Extracted information -
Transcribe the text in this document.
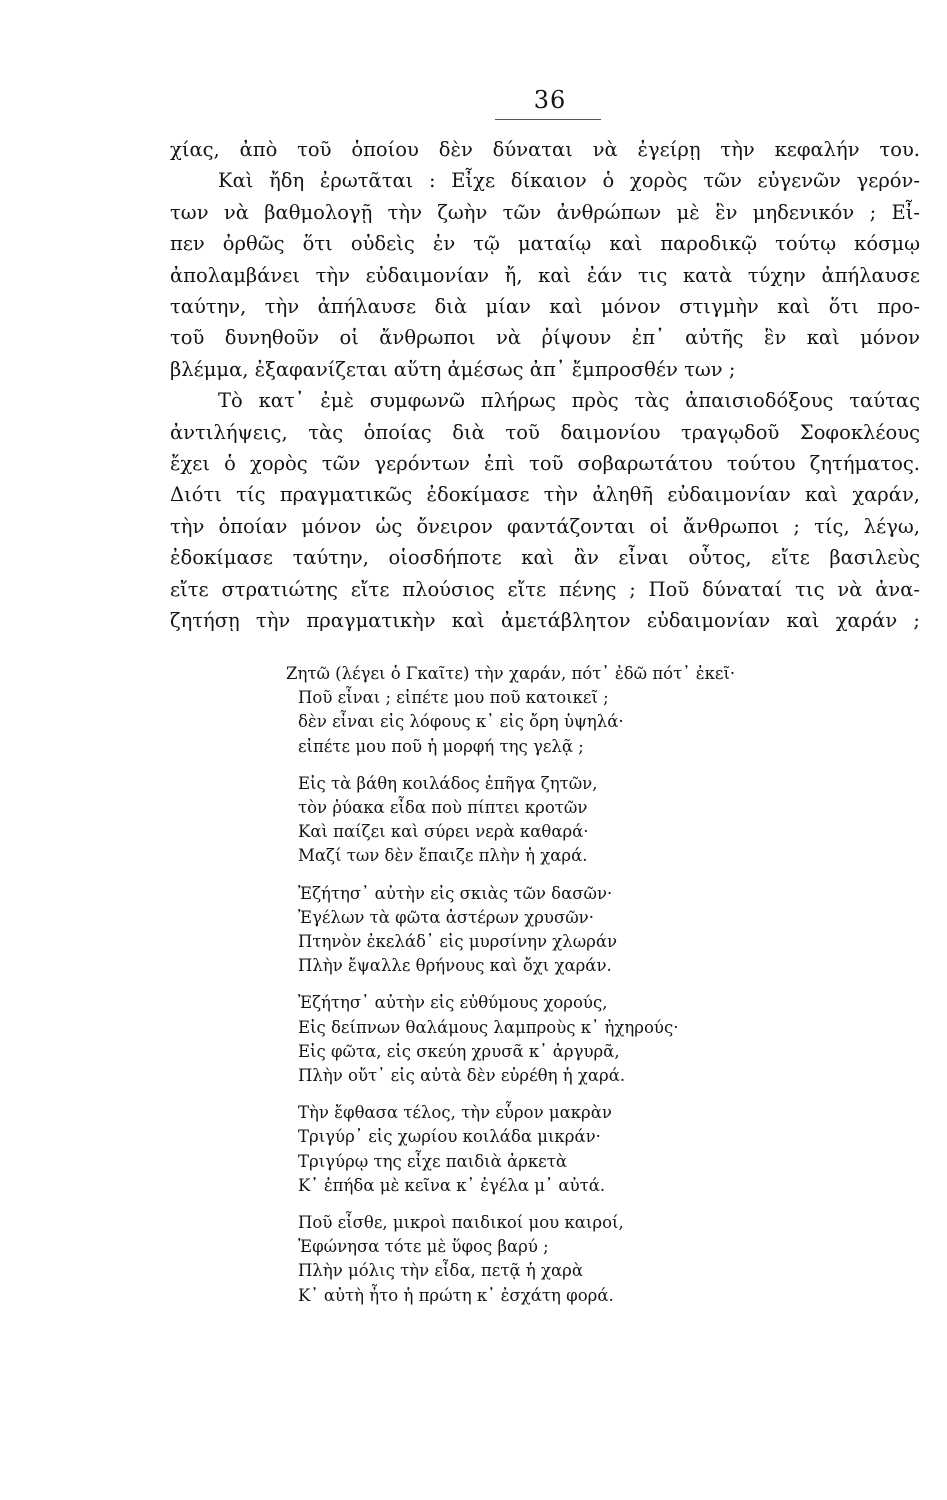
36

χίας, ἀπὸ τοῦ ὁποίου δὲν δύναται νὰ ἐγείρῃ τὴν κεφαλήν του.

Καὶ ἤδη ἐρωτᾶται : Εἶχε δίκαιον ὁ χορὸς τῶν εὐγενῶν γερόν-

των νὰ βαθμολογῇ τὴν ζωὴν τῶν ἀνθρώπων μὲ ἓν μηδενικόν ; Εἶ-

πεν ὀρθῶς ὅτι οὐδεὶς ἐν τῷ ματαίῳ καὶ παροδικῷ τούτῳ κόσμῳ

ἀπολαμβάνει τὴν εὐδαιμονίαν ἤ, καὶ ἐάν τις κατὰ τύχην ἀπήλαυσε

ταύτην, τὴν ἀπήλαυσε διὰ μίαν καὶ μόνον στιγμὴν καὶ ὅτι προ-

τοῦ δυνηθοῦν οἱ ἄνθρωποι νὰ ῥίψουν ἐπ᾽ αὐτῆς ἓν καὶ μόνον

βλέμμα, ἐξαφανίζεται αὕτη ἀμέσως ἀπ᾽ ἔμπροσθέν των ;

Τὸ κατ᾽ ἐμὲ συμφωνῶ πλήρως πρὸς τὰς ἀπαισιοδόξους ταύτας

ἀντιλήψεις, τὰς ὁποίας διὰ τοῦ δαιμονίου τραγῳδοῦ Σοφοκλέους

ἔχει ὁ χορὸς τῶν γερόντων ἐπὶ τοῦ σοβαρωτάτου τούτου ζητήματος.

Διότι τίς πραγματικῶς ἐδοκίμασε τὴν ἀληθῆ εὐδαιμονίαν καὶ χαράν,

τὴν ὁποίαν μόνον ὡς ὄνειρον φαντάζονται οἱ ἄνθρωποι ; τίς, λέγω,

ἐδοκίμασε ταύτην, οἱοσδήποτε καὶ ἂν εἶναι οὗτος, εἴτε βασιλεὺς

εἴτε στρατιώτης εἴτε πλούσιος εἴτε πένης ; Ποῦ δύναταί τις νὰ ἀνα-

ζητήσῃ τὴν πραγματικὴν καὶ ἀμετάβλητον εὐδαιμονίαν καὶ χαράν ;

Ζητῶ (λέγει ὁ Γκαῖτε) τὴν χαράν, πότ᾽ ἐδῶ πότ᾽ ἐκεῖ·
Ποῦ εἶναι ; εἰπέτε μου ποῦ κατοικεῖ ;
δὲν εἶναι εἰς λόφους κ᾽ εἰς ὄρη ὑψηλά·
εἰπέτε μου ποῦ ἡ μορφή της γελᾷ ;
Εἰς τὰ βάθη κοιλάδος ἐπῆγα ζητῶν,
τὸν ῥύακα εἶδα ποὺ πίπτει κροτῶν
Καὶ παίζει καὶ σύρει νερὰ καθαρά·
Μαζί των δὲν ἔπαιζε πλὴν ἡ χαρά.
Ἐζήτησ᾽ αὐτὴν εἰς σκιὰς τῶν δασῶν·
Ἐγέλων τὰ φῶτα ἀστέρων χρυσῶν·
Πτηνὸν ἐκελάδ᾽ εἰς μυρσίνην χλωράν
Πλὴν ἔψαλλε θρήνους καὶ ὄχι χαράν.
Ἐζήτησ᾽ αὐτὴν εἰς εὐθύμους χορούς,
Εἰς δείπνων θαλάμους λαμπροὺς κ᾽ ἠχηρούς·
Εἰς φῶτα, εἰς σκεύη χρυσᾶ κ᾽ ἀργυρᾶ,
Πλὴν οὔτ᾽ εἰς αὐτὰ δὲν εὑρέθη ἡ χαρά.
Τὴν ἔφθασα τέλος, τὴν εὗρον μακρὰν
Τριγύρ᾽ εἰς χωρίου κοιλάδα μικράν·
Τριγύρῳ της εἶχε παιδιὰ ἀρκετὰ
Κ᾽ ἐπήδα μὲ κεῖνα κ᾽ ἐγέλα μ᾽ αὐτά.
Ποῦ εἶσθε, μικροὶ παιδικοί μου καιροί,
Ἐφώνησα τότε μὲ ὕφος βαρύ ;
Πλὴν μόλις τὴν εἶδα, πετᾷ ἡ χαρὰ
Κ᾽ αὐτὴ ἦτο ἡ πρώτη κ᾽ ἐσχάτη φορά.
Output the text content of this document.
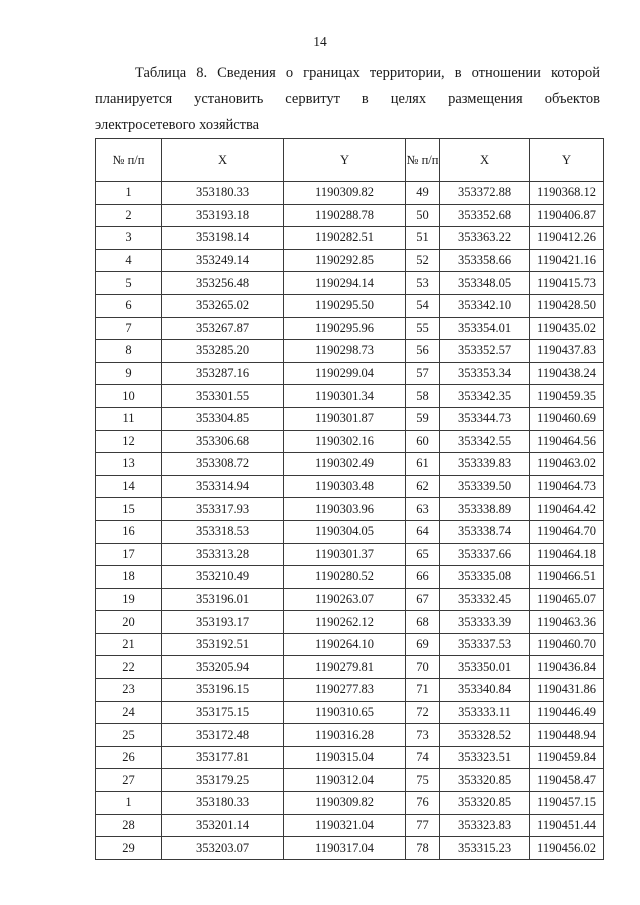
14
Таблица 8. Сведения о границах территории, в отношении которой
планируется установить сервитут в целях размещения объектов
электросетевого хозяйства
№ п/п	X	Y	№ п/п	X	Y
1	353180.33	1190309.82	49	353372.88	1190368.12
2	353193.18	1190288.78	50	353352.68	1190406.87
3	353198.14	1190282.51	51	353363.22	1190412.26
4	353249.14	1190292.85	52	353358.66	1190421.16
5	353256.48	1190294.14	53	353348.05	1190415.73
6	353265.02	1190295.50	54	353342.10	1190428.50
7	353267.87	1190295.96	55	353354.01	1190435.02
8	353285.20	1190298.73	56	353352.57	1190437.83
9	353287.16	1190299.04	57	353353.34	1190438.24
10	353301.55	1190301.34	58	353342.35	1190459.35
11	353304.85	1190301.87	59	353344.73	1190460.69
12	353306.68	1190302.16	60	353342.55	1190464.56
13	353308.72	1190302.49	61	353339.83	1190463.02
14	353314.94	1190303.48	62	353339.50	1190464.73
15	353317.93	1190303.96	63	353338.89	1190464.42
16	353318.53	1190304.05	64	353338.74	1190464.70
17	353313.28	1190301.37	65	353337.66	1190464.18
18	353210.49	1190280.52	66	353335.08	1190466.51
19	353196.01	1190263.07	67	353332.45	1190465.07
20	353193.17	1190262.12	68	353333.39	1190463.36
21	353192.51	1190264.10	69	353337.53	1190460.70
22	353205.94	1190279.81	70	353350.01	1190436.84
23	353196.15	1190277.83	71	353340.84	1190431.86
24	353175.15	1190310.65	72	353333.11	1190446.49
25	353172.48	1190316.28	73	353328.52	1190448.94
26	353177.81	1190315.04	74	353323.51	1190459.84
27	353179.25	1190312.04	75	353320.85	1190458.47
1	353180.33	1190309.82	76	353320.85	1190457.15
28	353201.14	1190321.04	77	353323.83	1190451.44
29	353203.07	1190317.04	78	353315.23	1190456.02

* * *

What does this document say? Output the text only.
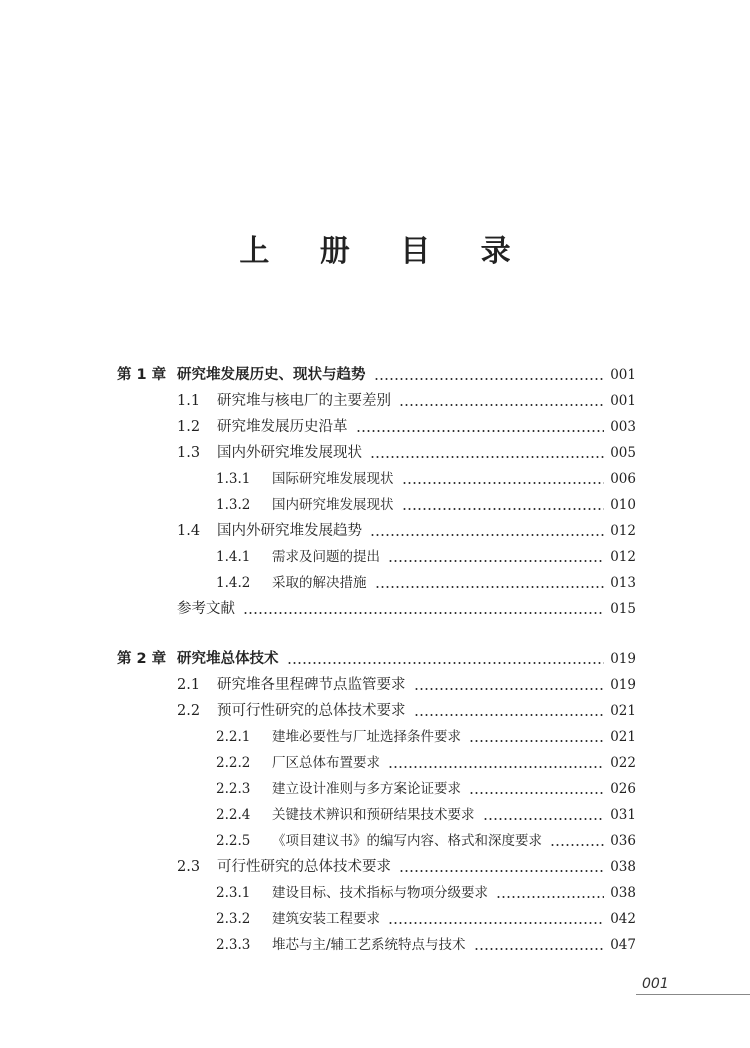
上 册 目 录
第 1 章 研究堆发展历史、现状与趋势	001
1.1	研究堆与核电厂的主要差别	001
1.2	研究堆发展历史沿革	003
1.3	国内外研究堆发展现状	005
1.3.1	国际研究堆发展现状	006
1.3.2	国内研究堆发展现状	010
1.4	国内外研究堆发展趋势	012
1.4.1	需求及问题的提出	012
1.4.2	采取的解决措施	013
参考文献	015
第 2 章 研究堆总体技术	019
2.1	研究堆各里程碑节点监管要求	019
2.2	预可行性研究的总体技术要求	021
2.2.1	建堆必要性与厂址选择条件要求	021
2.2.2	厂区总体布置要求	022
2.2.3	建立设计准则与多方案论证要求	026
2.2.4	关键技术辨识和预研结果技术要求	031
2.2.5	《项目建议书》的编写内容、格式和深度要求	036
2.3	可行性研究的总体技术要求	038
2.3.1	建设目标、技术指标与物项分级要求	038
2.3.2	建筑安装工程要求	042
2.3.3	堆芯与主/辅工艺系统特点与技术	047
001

Problem statement -
Count every line of the material above that holds the string "text", then state only the total.

Correct result -
3